Goal of the exercise:
Select the lines that contain "TEXT" and copy each of them.

--- begin ---

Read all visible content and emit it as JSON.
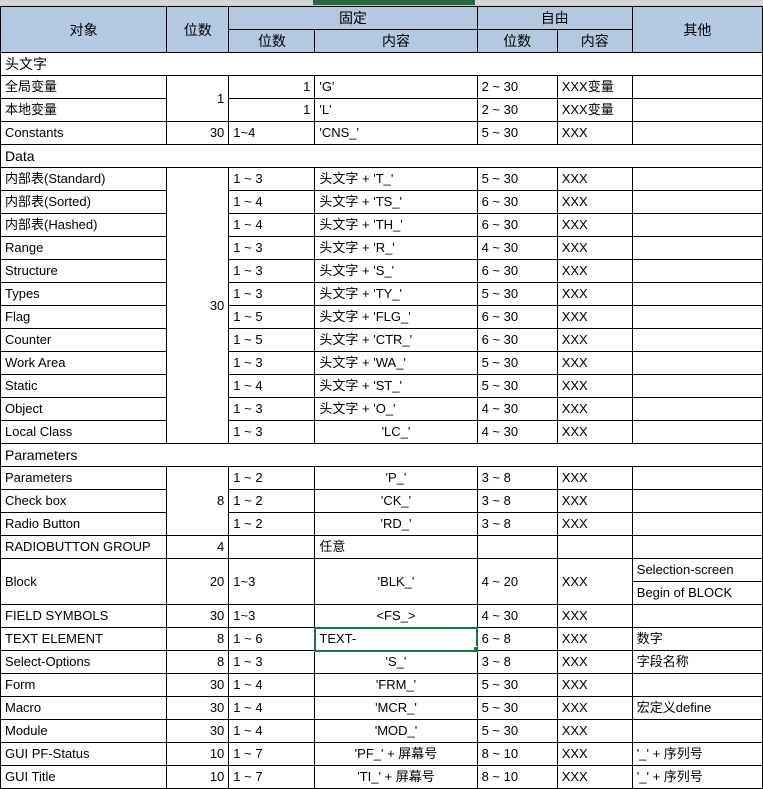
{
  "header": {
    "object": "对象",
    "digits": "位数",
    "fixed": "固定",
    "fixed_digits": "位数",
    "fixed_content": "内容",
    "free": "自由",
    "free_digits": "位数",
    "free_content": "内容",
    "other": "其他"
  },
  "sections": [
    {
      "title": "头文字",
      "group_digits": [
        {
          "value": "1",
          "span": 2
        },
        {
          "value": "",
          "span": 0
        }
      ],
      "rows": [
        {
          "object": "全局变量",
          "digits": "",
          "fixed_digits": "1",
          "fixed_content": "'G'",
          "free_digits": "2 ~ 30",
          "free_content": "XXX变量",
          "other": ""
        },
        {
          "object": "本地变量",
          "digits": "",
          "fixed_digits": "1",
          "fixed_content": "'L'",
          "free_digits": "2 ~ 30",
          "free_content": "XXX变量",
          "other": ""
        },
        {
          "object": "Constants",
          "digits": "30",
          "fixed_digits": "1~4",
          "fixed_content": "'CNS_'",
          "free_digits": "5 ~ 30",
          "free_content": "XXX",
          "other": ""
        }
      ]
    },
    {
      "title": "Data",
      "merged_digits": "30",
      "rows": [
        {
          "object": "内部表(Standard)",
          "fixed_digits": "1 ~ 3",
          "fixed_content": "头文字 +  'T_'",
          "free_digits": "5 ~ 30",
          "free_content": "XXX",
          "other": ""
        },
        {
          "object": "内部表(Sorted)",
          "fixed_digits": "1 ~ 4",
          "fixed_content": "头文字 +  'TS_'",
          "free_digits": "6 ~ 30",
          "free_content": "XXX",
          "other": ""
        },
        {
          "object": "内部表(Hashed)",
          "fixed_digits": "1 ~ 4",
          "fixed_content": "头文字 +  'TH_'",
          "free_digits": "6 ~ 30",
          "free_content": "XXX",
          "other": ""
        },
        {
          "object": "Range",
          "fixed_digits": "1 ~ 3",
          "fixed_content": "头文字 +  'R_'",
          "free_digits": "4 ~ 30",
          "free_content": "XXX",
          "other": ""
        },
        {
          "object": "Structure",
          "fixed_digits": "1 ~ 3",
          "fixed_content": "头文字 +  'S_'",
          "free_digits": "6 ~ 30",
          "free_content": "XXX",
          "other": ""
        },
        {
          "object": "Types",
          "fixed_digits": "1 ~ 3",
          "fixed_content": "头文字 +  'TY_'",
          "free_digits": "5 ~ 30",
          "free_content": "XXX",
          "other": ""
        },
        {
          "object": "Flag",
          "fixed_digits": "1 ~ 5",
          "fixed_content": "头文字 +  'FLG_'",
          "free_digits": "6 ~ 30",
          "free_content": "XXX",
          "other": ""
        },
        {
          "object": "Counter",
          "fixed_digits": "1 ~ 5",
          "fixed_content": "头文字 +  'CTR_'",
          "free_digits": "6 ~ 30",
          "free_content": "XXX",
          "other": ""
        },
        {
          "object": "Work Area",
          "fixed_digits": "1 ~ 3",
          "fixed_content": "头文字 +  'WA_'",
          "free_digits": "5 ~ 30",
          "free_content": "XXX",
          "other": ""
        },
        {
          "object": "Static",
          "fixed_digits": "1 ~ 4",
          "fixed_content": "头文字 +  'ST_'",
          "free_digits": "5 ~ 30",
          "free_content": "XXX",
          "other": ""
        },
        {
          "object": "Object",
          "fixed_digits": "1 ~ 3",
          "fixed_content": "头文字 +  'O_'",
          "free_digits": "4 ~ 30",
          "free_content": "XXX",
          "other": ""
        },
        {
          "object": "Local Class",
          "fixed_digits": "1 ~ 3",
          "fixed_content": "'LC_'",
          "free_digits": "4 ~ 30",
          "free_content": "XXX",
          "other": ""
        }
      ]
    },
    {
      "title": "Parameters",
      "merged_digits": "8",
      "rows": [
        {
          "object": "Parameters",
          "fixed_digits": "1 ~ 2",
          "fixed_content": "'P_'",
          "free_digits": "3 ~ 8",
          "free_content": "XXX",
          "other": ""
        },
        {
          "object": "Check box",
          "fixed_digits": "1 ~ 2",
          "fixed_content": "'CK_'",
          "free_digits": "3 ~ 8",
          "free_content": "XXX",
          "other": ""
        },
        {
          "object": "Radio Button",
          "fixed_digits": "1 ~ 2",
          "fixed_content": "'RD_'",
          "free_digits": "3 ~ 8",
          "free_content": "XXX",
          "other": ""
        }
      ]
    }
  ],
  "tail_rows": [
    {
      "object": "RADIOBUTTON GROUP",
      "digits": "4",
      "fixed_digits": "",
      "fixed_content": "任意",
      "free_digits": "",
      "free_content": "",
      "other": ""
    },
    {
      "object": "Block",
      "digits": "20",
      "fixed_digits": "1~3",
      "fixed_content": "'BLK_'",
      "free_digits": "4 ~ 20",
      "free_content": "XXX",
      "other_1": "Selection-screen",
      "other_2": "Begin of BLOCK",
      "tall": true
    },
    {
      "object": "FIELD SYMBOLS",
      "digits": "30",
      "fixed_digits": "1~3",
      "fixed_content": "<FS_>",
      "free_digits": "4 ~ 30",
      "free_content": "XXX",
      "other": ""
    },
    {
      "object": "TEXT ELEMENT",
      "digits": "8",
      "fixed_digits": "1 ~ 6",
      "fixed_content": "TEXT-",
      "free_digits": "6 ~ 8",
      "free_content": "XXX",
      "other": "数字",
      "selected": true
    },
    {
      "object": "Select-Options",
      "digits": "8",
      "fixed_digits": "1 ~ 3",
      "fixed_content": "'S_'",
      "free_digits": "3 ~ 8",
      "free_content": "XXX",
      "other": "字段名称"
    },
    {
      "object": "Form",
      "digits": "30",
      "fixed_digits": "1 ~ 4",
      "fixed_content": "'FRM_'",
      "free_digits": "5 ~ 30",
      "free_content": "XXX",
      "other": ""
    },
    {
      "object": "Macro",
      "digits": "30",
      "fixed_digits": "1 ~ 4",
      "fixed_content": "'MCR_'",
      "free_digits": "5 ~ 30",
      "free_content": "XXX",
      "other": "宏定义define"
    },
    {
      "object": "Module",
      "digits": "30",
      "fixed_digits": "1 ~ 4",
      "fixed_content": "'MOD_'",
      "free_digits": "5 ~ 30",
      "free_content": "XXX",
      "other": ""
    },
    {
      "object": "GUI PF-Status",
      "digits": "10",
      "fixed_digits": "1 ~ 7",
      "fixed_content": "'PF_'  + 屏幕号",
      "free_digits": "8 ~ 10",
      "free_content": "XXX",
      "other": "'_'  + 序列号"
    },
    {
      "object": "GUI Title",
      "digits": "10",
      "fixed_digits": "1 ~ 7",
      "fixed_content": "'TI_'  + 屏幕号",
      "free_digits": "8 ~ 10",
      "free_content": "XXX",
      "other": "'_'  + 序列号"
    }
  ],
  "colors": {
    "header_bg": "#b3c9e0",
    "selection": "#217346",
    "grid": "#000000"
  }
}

--- end ---

Expected answer:
      "object": "TEXT ELEMENT",
      "fixed_content": "TEXT-",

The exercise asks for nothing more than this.